__TASK BRIEF__:
Scan the listing below and copy every line holding "tasks".

[Collected data]

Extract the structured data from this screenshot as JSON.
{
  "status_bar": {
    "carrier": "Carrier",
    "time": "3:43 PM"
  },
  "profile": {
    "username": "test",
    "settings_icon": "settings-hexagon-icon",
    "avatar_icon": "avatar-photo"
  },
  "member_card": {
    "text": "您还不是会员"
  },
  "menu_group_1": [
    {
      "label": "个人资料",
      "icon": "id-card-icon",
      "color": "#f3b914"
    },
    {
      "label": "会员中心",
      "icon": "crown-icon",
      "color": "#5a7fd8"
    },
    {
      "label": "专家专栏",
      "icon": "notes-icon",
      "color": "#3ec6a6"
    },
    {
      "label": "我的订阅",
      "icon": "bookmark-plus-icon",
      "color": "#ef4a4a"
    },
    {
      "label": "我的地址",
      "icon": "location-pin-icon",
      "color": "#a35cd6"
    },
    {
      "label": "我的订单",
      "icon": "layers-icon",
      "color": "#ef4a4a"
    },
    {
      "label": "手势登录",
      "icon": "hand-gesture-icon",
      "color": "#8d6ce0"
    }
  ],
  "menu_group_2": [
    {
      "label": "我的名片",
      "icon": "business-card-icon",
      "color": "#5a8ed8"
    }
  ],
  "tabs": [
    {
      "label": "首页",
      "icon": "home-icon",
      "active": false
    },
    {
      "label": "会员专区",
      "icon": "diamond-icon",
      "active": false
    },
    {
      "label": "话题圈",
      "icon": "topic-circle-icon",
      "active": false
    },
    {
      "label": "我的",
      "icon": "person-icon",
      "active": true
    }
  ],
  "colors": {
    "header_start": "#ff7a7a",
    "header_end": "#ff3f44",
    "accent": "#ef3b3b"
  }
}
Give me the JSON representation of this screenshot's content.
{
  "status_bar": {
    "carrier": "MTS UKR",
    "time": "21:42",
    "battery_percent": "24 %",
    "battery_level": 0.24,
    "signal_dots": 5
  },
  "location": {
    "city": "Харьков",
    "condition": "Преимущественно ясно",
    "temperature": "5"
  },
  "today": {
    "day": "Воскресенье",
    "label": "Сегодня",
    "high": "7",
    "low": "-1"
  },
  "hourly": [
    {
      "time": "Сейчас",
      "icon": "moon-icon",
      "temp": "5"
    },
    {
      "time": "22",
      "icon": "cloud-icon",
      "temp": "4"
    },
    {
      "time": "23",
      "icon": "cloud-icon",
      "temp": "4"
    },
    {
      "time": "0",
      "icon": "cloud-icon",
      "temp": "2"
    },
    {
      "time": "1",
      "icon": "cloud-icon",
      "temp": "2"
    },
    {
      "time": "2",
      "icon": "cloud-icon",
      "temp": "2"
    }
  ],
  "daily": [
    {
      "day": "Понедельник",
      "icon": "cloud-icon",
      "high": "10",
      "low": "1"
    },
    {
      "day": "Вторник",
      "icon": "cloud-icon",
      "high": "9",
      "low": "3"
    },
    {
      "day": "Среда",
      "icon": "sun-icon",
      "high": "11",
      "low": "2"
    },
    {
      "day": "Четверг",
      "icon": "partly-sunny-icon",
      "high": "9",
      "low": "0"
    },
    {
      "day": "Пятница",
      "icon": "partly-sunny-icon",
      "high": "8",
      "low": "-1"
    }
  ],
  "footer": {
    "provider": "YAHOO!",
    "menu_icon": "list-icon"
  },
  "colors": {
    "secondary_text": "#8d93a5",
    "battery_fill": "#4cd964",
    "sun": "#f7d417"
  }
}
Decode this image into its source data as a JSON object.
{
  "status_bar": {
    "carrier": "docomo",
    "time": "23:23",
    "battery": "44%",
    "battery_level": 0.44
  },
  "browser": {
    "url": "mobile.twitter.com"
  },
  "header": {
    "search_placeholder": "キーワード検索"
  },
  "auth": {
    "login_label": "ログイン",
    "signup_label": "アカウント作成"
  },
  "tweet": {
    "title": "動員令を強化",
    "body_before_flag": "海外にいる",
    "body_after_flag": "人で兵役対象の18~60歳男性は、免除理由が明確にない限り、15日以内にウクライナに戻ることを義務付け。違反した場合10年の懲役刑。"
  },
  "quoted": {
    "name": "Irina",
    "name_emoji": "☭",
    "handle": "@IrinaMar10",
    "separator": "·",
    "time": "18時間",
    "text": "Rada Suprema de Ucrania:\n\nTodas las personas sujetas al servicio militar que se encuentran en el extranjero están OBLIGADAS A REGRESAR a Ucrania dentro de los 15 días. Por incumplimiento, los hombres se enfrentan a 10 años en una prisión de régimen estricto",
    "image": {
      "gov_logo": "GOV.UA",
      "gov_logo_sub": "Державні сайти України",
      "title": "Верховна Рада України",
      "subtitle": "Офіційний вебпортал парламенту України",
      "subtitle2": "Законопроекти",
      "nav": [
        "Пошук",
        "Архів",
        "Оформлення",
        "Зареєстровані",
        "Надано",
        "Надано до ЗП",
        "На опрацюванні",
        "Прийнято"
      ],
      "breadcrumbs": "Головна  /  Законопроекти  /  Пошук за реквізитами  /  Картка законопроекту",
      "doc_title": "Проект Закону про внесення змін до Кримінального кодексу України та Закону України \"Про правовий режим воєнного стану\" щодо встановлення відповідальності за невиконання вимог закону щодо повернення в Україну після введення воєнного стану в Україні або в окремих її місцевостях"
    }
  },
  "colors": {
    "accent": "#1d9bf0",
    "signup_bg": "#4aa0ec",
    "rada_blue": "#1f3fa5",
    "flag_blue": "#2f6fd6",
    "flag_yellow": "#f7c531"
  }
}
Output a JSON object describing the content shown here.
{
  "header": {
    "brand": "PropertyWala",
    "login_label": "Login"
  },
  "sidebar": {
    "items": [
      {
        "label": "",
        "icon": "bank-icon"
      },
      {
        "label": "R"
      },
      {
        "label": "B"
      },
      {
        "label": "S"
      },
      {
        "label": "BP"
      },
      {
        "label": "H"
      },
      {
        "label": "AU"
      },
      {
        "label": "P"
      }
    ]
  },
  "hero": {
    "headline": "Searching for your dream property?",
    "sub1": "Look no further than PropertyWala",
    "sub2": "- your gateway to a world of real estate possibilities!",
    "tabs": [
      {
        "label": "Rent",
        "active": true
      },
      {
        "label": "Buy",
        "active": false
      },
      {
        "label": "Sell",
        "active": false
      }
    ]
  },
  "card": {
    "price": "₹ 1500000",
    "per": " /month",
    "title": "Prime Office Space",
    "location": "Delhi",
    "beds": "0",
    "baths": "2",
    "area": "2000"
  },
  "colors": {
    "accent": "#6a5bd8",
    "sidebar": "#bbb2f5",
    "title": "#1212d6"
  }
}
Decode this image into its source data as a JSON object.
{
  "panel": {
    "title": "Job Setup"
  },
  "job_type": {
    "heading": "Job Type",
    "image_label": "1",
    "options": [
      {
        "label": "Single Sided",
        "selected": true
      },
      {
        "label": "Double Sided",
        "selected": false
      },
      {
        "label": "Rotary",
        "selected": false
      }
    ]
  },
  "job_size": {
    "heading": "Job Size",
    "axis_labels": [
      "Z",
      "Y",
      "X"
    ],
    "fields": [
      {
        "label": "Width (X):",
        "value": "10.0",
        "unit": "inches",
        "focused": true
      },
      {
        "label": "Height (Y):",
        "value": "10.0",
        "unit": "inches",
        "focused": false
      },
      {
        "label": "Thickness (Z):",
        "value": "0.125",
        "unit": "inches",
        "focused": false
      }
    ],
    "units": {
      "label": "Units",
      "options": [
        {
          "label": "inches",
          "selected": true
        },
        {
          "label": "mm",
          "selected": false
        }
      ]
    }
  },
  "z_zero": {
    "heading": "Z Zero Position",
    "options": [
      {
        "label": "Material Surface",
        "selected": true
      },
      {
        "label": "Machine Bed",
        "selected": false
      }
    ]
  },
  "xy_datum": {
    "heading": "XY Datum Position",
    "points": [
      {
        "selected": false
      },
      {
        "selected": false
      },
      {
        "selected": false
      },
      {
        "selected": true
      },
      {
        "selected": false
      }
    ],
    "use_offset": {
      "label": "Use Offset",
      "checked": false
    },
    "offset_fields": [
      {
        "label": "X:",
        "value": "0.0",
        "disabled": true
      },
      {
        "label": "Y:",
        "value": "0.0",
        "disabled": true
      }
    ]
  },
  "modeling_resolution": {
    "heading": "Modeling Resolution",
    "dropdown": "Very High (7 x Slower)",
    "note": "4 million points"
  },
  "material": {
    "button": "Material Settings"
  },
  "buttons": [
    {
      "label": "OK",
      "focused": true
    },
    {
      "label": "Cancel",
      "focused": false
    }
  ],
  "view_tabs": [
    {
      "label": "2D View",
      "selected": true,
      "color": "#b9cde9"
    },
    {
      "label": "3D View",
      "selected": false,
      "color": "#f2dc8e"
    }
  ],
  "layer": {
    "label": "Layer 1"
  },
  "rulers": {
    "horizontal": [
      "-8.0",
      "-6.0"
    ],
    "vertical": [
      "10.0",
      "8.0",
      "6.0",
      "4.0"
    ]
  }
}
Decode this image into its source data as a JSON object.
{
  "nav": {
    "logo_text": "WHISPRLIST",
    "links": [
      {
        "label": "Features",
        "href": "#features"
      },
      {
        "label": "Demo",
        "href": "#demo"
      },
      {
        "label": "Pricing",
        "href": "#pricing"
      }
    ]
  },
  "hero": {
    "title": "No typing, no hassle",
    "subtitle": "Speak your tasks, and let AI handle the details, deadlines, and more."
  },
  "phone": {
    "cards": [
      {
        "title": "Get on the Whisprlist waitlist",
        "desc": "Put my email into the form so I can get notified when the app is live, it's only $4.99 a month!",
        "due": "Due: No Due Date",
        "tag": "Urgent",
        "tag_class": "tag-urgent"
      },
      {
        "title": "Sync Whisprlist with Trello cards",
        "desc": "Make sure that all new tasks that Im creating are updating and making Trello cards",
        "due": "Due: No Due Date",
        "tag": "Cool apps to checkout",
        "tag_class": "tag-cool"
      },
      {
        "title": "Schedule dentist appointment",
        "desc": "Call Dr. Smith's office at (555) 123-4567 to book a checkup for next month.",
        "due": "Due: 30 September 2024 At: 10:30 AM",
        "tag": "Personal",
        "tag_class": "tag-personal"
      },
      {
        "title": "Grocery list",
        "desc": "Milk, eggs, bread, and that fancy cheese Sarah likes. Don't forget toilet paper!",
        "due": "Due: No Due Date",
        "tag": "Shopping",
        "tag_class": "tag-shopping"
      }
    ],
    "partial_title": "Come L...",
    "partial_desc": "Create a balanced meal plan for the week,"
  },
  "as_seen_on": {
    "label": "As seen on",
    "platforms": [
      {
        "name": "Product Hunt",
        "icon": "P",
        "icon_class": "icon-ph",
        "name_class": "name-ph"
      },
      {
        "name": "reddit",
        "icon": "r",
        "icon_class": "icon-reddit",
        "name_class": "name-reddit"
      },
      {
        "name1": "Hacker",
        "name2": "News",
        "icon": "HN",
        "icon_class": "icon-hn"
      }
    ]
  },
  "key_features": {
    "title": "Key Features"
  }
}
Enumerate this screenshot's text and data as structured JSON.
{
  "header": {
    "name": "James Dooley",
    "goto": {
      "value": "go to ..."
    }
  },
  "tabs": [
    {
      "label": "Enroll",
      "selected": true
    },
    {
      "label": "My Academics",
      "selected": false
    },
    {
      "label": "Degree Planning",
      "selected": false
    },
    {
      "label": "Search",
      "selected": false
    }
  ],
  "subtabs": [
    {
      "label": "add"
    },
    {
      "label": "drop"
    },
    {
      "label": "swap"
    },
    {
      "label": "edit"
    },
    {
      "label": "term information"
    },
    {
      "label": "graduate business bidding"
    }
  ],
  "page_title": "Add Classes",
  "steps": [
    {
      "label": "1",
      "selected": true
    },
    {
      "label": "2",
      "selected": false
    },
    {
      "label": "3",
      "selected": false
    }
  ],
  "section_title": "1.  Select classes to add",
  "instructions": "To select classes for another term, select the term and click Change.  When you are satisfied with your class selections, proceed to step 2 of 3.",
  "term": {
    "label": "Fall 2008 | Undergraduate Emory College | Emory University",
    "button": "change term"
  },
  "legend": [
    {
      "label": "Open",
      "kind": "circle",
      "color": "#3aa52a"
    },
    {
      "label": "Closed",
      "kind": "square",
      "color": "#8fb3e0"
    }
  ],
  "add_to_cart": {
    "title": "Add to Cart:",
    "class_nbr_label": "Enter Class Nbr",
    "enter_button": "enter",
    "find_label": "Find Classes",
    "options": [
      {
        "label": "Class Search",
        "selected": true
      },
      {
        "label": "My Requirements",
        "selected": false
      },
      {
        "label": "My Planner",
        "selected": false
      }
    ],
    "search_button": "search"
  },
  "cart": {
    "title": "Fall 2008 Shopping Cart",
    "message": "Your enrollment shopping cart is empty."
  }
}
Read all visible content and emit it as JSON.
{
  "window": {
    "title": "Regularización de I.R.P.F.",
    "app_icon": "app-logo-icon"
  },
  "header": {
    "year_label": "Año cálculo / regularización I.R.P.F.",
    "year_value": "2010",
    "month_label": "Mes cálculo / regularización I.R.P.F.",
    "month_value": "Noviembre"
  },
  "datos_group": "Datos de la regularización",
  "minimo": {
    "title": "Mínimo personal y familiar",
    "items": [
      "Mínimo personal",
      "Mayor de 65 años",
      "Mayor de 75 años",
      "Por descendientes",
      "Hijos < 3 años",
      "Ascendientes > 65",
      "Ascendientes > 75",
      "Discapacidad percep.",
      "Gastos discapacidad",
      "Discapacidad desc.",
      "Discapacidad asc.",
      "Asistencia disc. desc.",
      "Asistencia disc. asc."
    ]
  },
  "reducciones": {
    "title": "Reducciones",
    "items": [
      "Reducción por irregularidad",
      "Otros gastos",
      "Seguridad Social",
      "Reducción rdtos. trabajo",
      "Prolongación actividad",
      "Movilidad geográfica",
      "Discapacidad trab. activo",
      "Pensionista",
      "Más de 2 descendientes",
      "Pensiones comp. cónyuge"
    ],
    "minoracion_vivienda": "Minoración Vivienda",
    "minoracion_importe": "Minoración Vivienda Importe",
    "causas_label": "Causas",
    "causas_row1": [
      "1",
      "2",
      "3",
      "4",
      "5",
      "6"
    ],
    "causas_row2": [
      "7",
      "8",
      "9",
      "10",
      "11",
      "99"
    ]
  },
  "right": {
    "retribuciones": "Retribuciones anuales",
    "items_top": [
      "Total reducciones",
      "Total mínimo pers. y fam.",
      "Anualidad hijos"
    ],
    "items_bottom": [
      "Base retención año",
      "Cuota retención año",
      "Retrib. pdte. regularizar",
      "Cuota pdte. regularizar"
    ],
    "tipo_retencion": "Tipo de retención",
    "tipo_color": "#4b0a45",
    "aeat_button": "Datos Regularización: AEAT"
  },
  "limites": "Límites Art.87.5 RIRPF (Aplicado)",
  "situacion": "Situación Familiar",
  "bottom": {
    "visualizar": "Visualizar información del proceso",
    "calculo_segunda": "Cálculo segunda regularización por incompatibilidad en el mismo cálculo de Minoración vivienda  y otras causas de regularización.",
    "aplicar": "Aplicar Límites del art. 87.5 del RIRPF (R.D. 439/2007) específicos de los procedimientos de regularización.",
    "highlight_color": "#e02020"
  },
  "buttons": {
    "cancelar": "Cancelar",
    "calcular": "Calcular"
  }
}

__FULL OUTPUT__:
    "subtitle": "Speak your tasks, and let AI handle the details, deadlines, and more."
        "desc": "Make sure that all new tasks that Im creating are updating and making Trello cards",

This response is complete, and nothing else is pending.